Exercise materials
____

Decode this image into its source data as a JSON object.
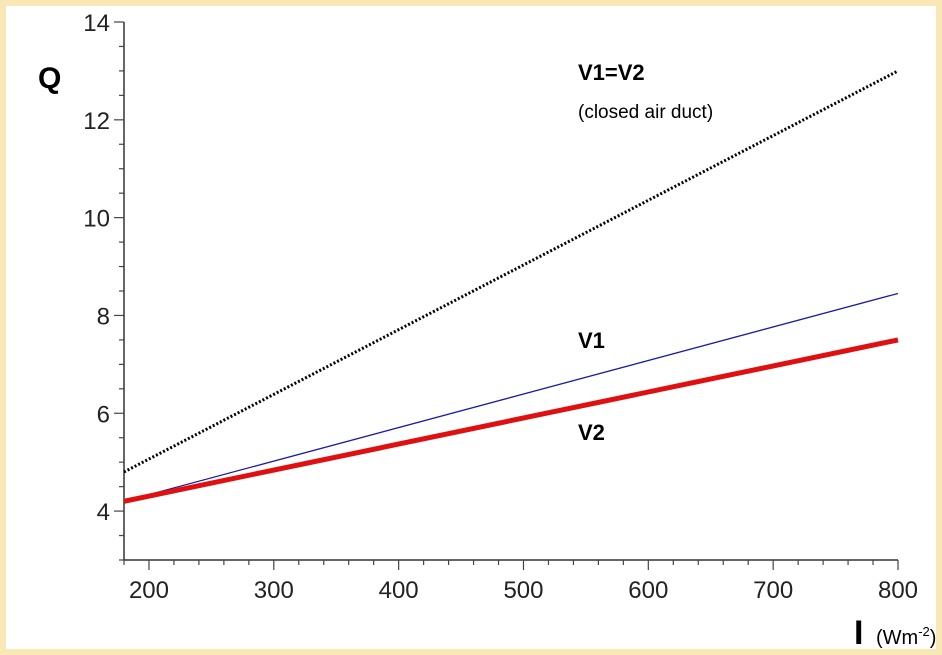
{
  "chart_data": {
    "type": "line",
    "xlabel": "I",
    "xlabel_unit": "(Wm",
    "xlabel_unit_exp": "-2",
    "xlabel_unit_close": ")",
    "ylabel": "Q",
    "xlim": [
      180,
      800
    ],
    "ylim": [
      3,
      14
    ],
    "xticks": [
      200,
      300,
      400,
      500,
      600,
      700,
      800
    ],
    "yticks": [
      4,
      6,
      8,
      10,
      12,
      14
    ],
    "grid": false,
    "legend": "none",
    "series": [
      {
        "name": "V1=V2",
        "x": [
          180,
          800
        ],
        "y": [
          4.8,
          13.0
        ],
        "color": "#000000",
        "style": "dotted"
      },
      {
        "name": "V1",
        "x": [
          180,
          800
        ],
        "y": [
          4.2,
          8.45
        ],
        "color": "#1a1aa8",
        "style": "solid-thin"
      },
      {
        "name": "V2",
        "x": [
          180,
          800
        ],
        "y": [
          4.2,
          7.5
        ],
        "color": "#e01010",
        "style": "solid-thick"
      }
    ],
    "annotations": [
      {
        "text": "V1=V2",
        "style": "bold"
      },
      {
        "text": "(closed air duct)",
        "style": "normal"
      },
      {
        "text": "V1",
        "style": "bold"
      },
      {
        "text": "V2",
        "style": "bold"
      }
    ]
  }
}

____

Work to do
Output, exactly, all the records above; include no pictures.

Exercise answer
Decode this image into its source data as a JSON object.
{
  "chart_data": {
    "type": "line",
    "xlabel": "I",
    "xlabel_unit": "(Wm",
    "xlabel_unit_exp": "-2",
    "xlabel_unit_close": ")",
    "ylabel": "Q",
    "xlim": [
      180,
      800
    ],
    "ylim": [
      3,
      14
    ],
    "xticks": [
      200,
      300,
      400,
      500,
      600,
      700,
      800
    ],
    "yticks": [
      4,
      6,
      8,
      10,
      12,
      14
    ],
    "grid": false,
    "legend": "none",
    "series": [
      {
        "name": "V1=V2",
        "x": [
          180,
          800
        ],
        "y": [
          4.8,
          13.0
        ],
        "color": "#000000",
        "style": "dotted"
      },
      {
        "name": "V1",
        "x": [
          180,
          800
        ],
        "y": [
          4.2,
          8.45
        ],
        "color": "#1a1aa8",
        "style": "solid-thin"
      },
      {
        "name": "V2",
        "x": [
          180,
          800
        ],
        "y": [
          4.2,
          7.5
        ],
        "color": "#e01010",
        "style": "solid-thick"
      }
    ],
    "annotations": [
      {
        "text": "V1=V2",
        "style": "bold"
      },
      {
        "text": "(closed air duct)",
        "style": "normal"
      },
      {
        "text": "V1",
        "style": "bold"
      },
      {
        "text": "V2",
        "style": "bold"
      }
    ]
  }
}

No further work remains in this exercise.